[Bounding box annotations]
begin

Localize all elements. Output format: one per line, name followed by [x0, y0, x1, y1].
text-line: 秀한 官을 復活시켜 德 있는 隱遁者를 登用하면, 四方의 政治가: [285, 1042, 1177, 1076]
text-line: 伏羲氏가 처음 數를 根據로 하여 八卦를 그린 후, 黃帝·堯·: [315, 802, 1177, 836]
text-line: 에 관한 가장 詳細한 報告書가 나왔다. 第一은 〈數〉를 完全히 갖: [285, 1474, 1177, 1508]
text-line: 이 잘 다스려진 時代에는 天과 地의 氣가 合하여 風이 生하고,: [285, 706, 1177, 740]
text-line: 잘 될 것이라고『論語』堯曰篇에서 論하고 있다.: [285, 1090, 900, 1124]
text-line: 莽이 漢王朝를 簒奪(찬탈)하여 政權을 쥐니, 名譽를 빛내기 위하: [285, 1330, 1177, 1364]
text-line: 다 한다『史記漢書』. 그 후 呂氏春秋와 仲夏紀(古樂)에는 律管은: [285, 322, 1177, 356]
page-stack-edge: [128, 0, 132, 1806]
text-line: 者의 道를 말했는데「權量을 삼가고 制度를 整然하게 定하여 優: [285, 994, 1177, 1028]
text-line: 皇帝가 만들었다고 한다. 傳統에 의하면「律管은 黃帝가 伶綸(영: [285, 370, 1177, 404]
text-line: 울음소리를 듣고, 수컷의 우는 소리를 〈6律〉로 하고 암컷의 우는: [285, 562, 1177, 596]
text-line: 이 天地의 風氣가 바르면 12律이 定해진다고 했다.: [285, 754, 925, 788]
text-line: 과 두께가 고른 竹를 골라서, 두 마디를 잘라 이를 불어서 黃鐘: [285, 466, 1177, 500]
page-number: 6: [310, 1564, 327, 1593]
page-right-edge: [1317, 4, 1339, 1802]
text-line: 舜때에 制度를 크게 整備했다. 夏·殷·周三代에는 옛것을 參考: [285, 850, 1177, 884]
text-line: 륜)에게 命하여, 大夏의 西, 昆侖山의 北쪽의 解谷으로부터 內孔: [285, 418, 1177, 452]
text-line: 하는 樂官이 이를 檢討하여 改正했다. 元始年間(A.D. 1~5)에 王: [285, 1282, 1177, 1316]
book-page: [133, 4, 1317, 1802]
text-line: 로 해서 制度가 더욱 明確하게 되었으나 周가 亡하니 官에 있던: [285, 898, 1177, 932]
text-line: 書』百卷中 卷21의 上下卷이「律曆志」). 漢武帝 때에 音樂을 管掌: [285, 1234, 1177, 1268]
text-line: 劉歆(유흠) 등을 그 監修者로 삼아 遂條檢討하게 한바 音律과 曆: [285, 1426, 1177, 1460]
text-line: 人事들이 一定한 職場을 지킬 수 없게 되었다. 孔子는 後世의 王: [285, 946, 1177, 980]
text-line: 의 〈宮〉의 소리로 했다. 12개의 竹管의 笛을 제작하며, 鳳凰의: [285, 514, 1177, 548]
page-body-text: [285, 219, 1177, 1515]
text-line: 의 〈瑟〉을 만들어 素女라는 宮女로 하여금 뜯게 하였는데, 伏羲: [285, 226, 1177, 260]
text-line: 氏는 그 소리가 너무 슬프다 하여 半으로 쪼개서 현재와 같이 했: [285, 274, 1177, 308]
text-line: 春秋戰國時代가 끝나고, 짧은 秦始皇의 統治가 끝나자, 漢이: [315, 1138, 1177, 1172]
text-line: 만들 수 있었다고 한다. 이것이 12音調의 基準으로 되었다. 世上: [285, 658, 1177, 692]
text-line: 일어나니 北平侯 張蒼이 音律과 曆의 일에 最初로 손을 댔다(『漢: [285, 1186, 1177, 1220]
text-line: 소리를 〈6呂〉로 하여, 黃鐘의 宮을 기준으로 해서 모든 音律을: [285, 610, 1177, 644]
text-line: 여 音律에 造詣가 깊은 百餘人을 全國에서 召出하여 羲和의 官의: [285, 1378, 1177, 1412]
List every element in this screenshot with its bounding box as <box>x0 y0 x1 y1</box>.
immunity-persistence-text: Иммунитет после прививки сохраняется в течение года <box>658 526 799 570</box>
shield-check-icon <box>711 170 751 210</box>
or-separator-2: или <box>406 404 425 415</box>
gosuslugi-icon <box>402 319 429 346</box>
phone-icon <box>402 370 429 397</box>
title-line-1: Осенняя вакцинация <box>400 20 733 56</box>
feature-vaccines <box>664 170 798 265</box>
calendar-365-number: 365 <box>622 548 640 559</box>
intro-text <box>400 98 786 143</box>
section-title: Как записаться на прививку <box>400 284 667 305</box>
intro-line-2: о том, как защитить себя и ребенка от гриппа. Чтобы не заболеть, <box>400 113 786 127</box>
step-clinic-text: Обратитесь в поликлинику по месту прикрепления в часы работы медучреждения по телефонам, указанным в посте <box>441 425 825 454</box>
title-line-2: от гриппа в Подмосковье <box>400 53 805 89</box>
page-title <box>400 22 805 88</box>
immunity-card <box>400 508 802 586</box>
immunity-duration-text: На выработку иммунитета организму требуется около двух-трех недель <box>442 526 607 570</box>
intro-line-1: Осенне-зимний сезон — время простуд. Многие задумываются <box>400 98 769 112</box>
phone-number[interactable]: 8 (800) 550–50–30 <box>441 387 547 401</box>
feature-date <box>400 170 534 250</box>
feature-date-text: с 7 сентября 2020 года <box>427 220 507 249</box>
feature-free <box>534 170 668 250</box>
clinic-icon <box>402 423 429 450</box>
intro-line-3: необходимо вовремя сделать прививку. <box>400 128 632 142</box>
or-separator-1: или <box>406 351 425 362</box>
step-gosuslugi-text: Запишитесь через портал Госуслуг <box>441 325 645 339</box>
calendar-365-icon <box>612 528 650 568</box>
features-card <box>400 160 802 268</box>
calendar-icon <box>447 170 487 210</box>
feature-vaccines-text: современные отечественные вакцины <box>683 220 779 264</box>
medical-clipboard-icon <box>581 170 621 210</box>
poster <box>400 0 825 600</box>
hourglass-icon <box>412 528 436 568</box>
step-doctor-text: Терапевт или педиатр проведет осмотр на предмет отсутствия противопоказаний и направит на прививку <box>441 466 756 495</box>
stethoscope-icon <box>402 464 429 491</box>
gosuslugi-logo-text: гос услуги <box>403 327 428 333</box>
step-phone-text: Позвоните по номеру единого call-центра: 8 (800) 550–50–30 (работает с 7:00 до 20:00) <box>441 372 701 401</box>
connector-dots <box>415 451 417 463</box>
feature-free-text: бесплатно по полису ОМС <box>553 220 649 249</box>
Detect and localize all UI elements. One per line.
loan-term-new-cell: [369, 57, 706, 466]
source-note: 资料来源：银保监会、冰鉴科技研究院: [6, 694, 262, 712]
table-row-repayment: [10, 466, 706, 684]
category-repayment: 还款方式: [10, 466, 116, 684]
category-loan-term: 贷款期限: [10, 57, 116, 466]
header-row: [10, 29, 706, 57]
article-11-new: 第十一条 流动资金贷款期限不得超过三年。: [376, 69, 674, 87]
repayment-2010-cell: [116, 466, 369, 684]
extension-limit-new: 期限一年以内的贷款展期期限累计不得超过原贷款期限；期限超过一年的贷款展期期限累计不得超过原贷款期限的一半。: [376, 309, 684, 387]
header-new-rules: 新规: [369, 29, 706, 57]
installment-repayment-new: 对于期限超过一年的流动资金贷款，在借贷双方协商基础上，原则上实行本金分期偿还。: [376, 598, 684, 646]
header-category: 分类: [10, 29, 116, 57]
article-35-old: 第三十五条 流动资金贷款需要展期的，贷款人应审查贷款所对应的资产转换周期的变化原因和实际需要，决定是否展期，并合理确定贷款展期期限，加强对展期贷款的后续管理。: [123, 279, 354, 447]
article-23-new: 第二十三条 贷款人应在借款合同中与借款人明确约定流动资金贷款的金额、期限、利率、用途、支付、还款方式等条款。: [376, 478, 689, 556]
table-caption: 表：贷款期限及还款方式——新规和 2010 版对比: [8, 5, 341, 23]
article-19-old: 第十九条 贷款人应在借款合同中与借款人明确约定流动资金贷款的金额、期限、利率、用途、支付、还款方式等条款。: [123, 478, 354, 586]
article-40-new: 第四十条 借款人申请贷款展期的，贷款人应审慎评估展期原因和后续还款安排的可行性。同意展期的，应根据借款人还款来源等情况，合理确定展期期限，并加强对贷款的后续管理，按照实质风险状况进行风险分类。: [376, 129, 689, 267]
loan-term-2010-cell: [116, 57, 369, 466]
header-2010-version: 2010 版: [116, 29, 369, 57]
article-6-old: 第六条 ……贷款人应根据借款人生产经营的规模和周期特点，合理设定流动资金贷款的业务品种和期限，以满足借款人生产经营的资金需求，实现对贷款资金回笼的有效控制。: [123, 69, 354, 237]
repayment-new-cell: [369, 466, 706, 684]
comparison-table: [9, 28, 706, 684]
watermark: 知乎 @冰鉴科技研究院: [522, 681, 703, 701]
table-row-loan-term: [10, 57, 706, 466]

end

## The exercise
Find every line in the items above that contains the word "года", and copy each of those lines in full.

## Answer to the exercise
immunity-persistence-text: Иммунитет после прививки сохраняется в течение года <box>658 526 799 570</box>
feature-date-text: с 7 сентября 2020 года <box>427 220 507 249</box>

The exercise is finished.